### Exercise data
[start]
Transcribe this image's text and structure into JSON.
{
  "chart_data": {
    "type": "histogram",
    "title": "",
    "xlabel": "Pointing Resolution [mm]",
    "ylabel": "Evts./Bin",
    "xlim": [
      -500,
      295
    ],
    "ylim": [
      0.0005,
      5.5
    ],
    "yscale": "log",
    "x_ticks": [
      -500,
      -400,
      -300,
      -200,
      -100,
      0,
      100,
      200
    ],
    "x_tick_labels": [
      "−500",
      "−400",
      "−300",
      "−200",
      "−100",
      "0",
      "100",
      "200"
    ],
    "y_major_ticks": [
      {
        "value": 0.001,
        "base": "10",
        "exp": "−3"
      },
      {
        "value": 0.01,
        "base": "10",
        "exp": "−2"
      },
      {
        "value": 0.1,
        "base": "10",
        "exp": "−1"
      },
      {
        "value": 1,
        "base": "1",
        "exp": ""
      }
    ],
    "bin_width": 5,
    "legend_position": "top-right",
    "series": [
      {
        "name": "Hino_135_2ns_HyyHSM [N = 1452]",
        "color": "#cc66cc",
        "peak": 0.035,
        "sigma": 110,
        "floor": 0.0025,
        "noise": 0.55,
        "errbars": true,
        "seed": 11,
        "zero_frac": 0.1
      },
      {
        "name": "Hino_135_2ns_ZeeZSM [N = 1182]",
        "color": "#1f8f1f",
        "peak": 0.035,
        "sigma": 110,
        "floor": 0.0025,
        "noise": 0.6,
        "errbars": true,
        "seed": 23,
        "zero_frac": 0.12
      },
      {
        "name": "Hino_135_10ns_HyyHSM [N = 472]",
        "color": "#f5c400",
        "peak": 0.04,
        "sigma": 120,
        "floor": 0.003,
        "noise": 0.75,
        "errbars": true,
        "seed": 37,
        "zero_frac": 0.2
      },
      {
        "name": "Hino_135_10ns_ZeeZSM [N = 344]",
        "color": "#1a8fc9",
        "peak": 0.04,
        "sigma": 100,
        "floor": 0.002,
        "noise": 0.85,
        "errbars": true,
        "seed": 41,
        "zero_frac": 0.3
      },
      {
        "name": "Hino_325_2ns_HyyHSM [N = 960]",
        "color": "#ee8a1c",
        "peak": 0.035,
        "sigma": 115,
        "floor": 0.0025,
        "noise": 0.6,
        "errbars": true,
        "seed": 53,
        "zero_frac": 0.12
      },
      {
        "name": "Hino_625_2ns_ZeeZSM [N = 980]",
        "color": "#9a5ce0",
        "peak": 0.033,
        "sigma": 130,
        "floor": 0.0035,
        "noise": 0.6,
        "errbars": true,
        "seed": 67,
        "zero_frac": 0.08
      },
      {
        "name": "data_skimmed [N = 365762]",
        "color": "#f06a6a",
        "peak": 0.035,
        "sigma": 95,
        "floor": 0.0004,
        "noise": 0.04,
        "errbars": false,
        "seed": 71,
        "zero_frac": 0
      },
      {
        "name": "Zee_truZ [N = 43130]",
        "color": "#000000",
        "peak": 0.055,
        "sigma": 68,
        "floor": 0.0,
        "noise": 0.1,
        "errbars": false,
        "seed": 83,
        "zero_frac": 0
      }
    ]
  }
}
[end]
### What the task asks
Repeat every record, keeping each word and mark exactly as it is.

### Response
Transcribe this image's text and structure into JSON.
{
  "chart_data": {
    "type": "histogram",
    "title": "",
    "xlabel": "Pointing Resolution [mm]",
    "ylabel": "Evts./Bin",
    "xlim": [
      -500,
      295
    ],
    "ylim": [
      0.0005,
      5.5
    ],
    "yscale": "log",
    "x_ticks": [
      -500,
      -400,
      -300,
      -200,
      -100,
      0,
      100,
      200
    ],
    "x_tick_labels": [
      "−500",
      "−400",
      "−300",
      "−200",
      "−100",
      "0",
      "100",
      "200"
    ],
    "y_major_ticks": [
      {
        "value": 0.001,
        "base": "10",
        "exp": "−3"
      },
      {
        "value": 0.01,
        "base": "10",
        "exp": "−2"
      },
      {
        "value": 0.1,
        "base": "10",
        "exp": "−1"
      },
      {
        "value": 1,
        "base": "1",
        "exp": ""
      }
    ],
    "bin_width": 5,
    "legend_position": "top-right",
    "series": [
      {
        "name": "Hino_135_2ns_HyyHSM [N = 1452]",
        "color": "#cc66cc",
        "peak": 0.035,
        "sigma": 110,
        "floor": 0.0025,
        "noise": 0.55,
        "errbars": true,
        "seed": 11,
        "zero_frac": 0.1
      },
      {
        "name": "Hino_135_2ns_ZeeZSM [N = 1182]",
        "color": "#1f8f1f",
        "peak": 0.035,
        "sigma": 110,
        "floor": 0.0025,
        "noise": 0.6,
        "errbars": true,
        "seed": 23,
        "zero_frac": 0.12
      },
      {
        "name": "Hino_135_10ns_HyyHSM [N = 472]",
        "color": "#f5c400",
        "peak": 0.04,
        "sigma": 120,
        "floor": 0.003,
        "noise": 0.75,
        "errbars": true,
        "seed": 37,
        "zero_frac": 0.2
      },
      {
        "name": "Hino_135_10ns_ZeeZSM [N = 344]",
        "color": "#1a8fc9",
        "peak": 0.04,
        "sigma": 100,
        "floor": 0.002,
        "noise": 0.85,
        "errbars": true,
        "seed": 41,
        "zero_frac": 0.3
      },
      {
        "name": "Hino_325_2ns_HyyHSM [N = 960]",
        "color": "#ee8a1c",
        "peak": 0.035,
        "sigma": 115,
        "floor": 0.0025,
        "noise": 0.6,
        "errbars": true,
        "seed": 53,
        "zero_frac": 0.12
      },
      {
        "name": "Hino_625_2ns_ZeeZSM [N = 980]",
        "color": "#9a5ce0",
        "peak": 0.033,
        "sigma": 130,
        "floor": 0.0035,
        "noise": 0.6,
        "errbars": true,
        "seed": 67,
        "zero_frac": 0.08
      },
      {
        "name": "data_skimmed [N = 365762]",
        "color": "#f06a6a",
        "peak": 0.035,
        "sigma": 95,
        "floor": 0.0004,
        "noise": 0.04,
        "errbars": false,
        "seed": 71,
        "zero_frac": 0
      },
      {
        "name": "Zee_truZ [N = 43130]",
        "color": "#000000",
        "peak": 0.055,
        "sigma": 68,
        "floor": 0.0,
        "noise": 0.1,
        "errbars": false,
        "seed": 83,
        "zero_frac": 0
      }
    ]
  }
}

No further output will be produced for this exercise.